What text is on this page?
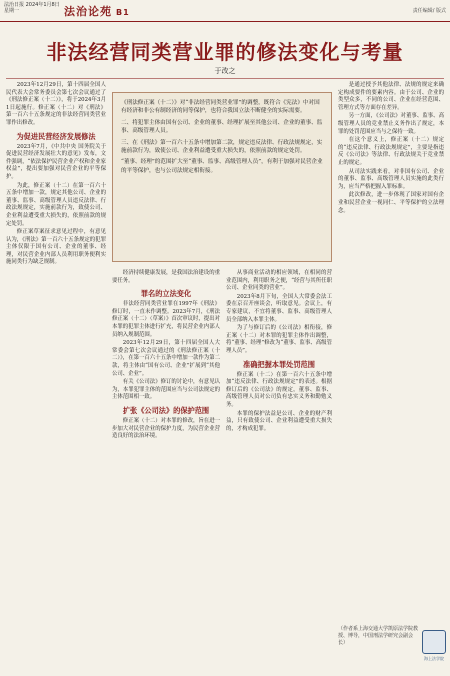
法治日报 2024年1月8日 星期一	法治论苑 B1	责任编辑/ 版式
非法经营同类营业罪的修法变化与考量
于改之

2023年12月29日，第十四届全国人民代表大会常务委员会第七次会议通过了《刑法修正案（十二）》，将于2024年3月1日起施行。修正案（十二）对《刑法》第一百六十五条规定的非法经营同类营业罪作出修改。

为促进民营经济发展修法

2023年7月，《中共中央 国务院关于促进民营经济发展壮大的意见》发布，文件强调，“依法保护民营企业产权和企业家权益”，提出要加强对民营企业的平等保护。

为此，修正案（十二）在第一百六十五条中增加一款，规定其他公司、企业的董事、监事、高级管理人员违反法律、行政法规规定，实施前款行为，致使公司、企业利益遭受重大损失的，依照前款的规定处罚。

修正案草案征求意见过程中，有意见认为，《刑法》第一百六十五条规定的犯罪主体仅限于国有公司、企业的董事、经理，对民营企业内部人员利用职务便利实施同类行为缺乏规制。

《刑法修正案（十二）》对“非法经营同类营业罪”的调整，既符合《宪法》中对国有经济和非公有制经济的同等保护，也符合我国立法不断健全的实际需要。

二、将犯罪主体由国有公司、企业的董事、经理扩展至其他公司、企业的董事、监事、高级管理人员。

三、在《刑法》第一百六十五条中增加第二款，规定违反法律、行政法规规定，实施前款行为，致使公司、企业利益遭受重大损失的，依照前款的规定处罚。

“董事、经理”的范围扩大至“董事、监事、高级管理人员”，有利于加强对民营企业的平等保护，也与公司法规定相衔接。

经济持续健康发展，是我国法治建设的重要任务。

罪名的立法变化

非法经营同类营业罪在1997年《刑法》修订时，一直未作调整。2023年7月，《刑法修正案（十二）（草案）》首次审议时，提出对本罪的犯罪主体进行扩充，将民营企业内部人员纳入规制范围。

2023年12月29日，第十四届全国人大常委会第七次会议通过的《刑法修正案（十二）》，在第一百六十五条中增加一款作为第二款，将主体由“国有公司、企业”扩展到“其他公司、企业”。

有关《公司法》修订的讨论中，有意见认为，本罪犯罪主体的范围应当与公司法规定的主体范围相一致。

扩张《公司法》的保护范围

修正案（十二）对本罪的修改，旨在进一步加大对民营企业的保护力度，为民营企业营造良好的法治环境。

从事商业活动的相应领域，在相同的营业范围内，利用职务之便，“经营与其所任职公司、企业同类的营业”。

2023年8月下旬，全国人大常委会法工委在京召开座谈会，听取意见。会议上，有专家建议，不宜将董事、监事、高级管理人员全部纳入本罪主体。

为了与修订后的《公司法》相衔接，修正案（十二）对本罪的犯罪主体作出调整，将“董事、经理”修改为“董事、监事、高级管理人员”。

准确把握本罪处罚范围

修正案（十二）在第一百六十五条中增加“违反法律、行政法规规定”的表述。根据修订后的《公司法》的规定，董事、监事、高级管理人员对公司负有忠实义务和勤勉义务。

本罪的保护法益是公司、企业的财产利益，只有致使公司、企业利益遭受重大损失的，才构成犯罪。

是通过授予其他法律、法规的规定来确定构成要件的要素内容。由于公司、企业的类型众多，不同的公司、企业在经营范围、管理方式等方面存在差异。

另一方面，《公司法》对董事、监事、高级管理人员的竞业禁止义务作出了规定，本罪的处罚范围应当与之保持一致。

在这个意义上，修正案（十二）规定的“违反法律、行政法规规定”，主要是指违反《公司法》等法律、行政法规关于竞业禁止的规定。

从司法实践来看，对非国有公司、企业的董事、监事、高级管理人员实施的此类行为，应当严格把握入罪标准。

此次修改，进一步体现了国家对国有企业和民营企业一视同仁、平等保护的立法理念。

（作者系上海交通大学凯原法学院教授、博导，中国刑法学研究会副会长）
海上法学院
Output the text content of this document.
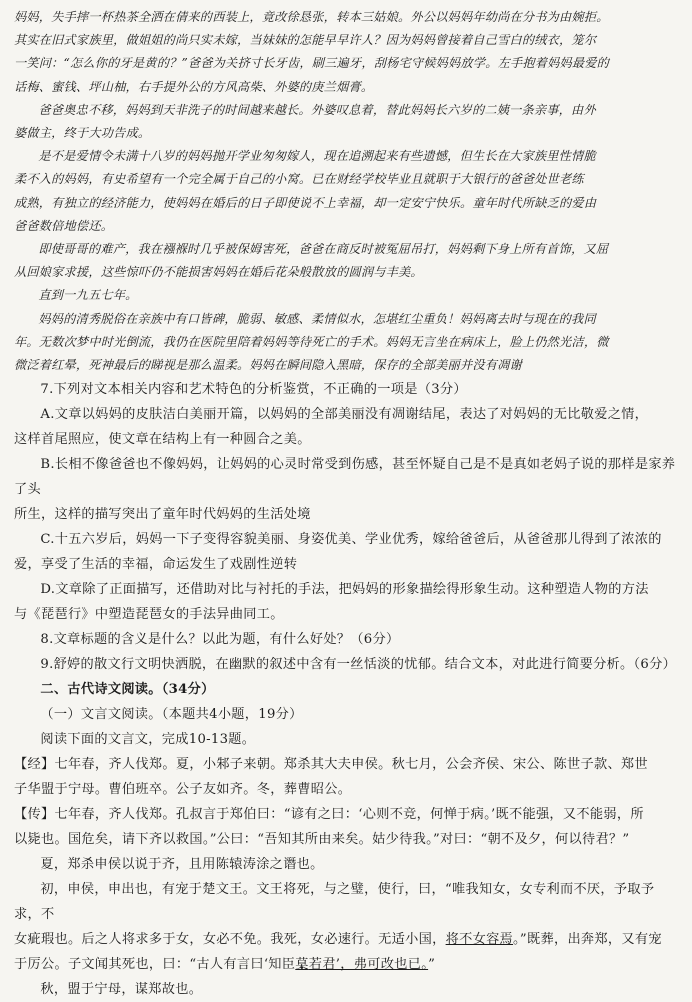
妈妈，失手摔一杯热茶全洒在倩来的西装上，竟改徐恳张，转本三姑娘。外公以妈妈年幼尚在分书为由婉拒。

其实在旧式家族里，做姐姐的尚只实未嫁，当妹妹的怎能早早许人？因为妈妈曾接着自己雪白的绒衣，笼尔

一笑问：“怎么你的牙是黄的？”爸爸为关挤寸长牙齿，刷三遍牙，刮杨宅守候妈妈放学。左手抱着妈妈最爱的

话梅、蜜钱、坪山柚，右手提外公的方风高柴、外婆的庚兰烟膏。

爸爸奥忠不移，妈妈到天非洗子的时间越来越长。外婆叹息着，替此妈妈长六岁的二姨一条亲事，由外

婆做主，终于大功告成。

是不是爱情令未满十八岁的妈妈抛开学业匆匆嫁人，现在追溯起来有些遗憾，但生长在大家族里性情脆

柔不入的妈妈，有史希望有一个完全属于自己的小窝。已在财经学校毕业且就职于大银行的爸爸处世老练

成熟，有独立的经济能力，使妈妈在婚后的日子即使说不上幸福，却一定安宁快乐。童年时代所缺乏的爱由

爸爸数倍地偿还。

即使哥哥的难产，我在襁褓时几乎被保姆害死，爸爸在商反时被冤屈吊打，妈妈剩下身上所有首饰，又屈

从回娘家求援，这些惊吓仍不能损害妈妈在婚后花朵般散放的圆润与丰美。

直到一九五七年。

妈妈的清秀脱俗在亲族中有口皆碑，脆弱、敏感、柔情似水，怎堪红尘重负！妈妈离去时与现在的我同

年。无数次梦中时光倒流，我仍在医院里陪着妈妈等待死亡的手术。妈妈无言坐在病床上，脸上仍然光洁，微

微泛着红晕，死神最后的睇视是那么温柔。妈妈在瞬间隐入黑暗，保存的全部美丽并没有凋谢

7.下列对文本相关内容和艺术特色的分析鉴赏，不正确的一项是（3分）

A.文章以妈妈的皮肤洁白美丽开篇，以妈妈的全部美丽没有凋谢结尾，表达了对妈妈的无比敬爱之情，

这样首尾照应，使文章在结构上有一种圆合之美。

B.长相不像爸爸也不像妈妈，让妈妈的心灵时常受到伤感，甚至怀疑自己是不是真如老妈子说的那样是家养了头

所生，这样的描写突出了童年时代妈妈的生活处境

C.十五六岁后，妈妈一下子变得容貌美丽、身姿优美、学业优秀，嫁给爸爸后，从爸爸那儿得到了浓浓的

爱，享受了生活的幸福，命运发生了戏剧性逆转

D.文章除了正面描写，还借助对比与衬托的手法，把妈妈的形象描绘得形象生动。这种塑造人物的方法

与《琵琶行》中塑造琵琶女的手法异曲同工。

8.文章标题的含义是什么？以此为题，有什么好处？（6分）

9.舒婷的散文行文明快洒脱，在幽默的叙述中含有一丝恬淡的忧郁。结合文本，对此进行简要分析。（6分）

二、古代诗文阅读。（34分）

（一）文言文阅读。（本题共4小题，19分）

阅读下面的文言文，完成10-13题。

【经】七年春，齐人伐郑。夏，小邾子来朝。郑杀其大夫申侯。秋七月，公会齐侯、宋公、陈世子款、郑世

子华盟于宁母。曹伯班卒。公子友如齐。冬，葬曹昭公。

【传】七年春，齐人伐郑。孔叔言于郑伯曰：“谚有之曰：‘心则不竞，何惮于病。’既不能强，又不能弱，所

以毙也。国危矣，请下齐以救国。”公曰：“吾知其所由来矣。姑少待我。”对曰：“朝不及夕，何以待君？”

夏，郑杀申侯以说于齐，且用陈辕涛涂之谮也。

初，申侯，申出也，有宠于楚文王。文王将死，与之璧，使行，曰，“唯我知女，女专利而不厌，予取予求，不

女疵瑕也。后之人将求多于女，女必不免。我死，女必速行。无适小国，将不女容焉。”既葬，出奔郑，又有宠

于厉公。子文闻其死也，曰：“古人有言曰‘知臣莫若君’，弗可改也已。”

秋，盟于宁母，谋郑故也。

———

The exercise →
Copy the listing exactly. Any image in it stays out of the copy.

In response →
What text is on this page?
法治日报 2024年1月8日 星期一	法治论苑 B1	责任编辑/ 版式
非法经营同类营业罪的修法变化与考量
于改之

2023年12月29日，第十四届全国人民代表大会常务委员会第七次会议通过了《刑法修正案（十二）》，将于2024年3月1日起施行。修正案（十二）对《刑法》第一百六十五条规定的非法经营同类营业罪作出修改。

为促进民营经济发展修法

2023年7月，《中共中央 国务院关于促进民营经济发展壮大的意见》发布，文件强调，“依法保护民营企业产权和企业家权益”，提出要加强对民营企业的平等保护。

为此，修正案（十二）在第一百六十五条中增加一款，规定其他公司、企业的董事、监事、高级管理人员违反法律、行政法规规定，实施前款行为，致使公司、企业利益遭受重大损失的，依照前款的规定处罚。

修正案草案征求意见过程中，有意见认为，《刑法》第一百六十五条规定的犯罪主体仅限于国有公司、企业的董事、经理，对民营企业内部人员利用职务便利实施同类行为缺乏规制。

《刑法修正案（十二）》对“非法经营同类营业罪”的调整，既符合《宪法》中对国有经济和非公有制经济的同等保护，也符合我国立法不断健全的实际需要。

二、将犯罪主体由国有公司、企业的董事、经理扩展至其他公司、企业的董事、监事、高级管理人员。

三、在《刑法》第一百六十五条中增加第二款，规定违反法律、行政法规规定，实施前款行为，致使公司、企业利益遭受重大损失的，依照前款的规定处罚。

“董事、经理”的范围扩大至“董事、监事、高级管理人员”，有利于加强对民营企业的平等保护，也与公司法规定相衔接。

经济持续健康发展，是我国法治建设的重要任务。

罪名的立法变化

非法经营同类营业罪在1997年《刑法》修订时，一直未作调整。2023年7月，《刑法修正案（十二）（草案）》首次审议时，提出对本罪的犯罪主体进行扩充，将民营企业内部人员纳入规制范围。

2023年12月29日，第十四届全国人大常委会第七次会议通过的《刑法修正案（十二）》，在第一百六十五条中增加一款作为第二款，将主体由“国有公司、企业”扩展到“其他公司、企业”。

有关《公司法》修订的讨论中，有意见认为，本罪犯罪主体的范围应当与公司法规定的主体范围相一致。

扩张《公司法》的保护范围

修正案（十二）对本罪的修改，旨在进一步加大对民营企业的保护力度，为民营企业营造良好的法治环境。

从事商业活动的相应领域，在相同的营业范围内，利用职务之便，“经营与其所任职公司、企业同类的营业”。

2023年8月下旬，全国人大常委会法工委在京召开座谈会，听取意见。会议上，有专家建议，不宜将董事、监事、高级管理人员全部纳入本罪主体。

为了与修订后的《公司法》相衔接，修正案（十二）对本罪的犯罪主体作出调整，将“董事、经理”修改为“董事、监事、高级管理人员”。

准确把握本罪处罚范围

修正案（十二）在第一百六十五条中增加“违反法律、行政法规规定”的表述。根据修订后的《公司法》的规定，董事、监事、高级管理人员对公司负有忠实义务和勤勉义务。

本罪的保护法益是公司、企业的财产利益，只有致使公司、企业利益遭受重大损失的，才构成犯罪。

是通过授予其他法律、法规的规定来确定构成要件的要素内容。由于公司、企业的类型众多，不同的公司、企业在经营范围、管理方式等方面存在差异。

另一方面，《公司法》对董事、监事、高级管理人员的竞业禁止义务作出了规定，本罪的处罚范围应当与之保持一致。

在这个意义上，修正案（十二）规定的“违反法律、行政法规规定”，主要是指违反《公司法》等法律、行政法规关于竞业禁止的规定。

从司法实践来看，对非国有公司、企业的董事、监事、高级管理人员实施的此类行为，应当严格把握入罪标准。

此次修改，进一步体现了国家对国有企业和民营企业一视同仁、平等保护的立法理念。

（作者系上海交通大学凯原法学院教授、博导，中国刑法学研究会副会长）
海上法学院
Output the text content of this document.
妈妈，失手摔一杯热茶全洒在倩来的西装上，竟改徐恳张，转本三姑娘。外公以妈妈年幼尚在分书为由婉拒。

其实在旧式家族里，做姐姐的尚只实未嫁，当妹妹的怎能早早许人？因为妈妈曾接着自己雪白的绒衣，笼尔

一笑问：“怎么你的牙是黄的？”爸爸为关挤寸长牙齿，刷三遍牙，刮杨宅守候妈妈放学。左手抱着妈妈最爱的

话梅、蜜钱、坪山柚，右手提外公的方风高柴、外婆的庚兰烟膏。

爸爸奥忠不移，妈妈到天非洗子的时间越来越长。外婆叹息着，替此妈妈长六岁的二姨一条亲事，由外

婆做主，终于大功告成。

是不是爱情令未满十八岁的妈妈抛开学业匆匆嫁人，现在追溯起来有些遗憾，但生长在大家族里性情脆

柔不入的妈妈，有史希望有一个完全属于自己的小窝。已在财经学校毕业且就职于大银行的爸爸处世老练

成熟，有独立的经济能力，使妈妈在婚后的日子即使说不上幸福，却一定安宁快乐。童年时代所缺乏的爱由

爸爸数倍地偿还。

即使哥哥的难产，我在襁褓时几乎被保姆害死，爸爸在商反时被冤屈吊打，妈妈剩下身上所有首饰，又屈

从回娘家求援，这些惊吓仍不能损害妈妈在婚后花朵般散放的圆润与丰美。

直到一九五七年。

妈妈的清秀脱俗在亲族中有口皆碑，脆弱、敏感、柔情似水，怎堪红尘重负！妈妈离去时与现在的我同

年。无数次梦中时光倒流，我仍在医院里陪着妈妈等待死亡的手术。妈妈无言坐在病床上，脸上仍然光洁，微

微泛着红晕，死神最后的睇视是那么温柔。妈妈在瞬间隐入黑暗，保存的全部美丽并没有凋谢

7.下列对文本相关内容和艺术特色的分析鉴赏，不正确的一项是（3分）

A.文章以妈妈的皮肤洁白美丽开篇，以妈妈的全部美丽没有凋谢结尾，表达了对妈妈的无比敬爱之情，

这样首尾照应，使文章在结构上有一种圆合之美。

B.长相不像爸爸也不像妈妈，让妈妈的心灵时常受到伤感，甚至怀疑自己是不是真如老妈子说的那样是家养了头

所生，这样的描写突出了童年时代妈妈的生活处境

C.十五六岁后，妈妈一下子变得容貌美丽、身姿优美、学业优秀，嫁给爸爸后，从爸爸那儿得到了浓浓的

爱，享受了生活的幸福，命运发生了戏剧性逆转

D.文章除了正面描写，还借助对比与衬托的手法，把妈妈的形象描绘得形象生动。这种塑造人物的方法

与《琵琶行》中塑造琵琶女的手法异曲同工。

8.文章标题的含义是什么？以此为题，有什么好处？（6分）

9.舒婷的散文行文明快洒脱，在幽默的叙述中含有一丝恬淡的忧郁。结合文本，对此进行简要分析。（6分）

二、古代诗文阅读。（34分）

（一）文言文阅读。（本题共4小题，19分）

阅读下面的文言文，完成10-13题。

【经】七年春，齐人伐郑。夏，小邾子来朝。郑杀其大夫申侯。秋七月，公会齐侯、宋公、陈世子款、郑世

子华盟于宁母。曹伯班卒。公子友如齐。冬，葬曹昭公。

【传】七年春，齐人伐郑。孔叔言于郑伯曰：“谚有之曰：‘心则不竞，何惮于病。’既不能强，又不能弱，所

以毙也。国危矣，请下齐以救国。”公曰：“吾知其所由来矣。姑少待我。”对曰：“朝不及夕，何以待君？”

夏，郑杀申侯以说于齐，且用陈辕涛涂之谮也。

初，申侯，申出也，有宠于楚文王。文王将死，与之璧，使行，曰，“唯我知女，女专利而不厌，予取予求，不

女疵瑕也。后之人将求多于女，女必不免。我死，女必速行。无适小国，将不女容焉。”既葬，出奔郑，又有宠

于厉公。子文闻其死也，曰：“古人有言曰‘知臣莫若君’，弗可改也已。”

秋，盟于宁母，谋郑故也。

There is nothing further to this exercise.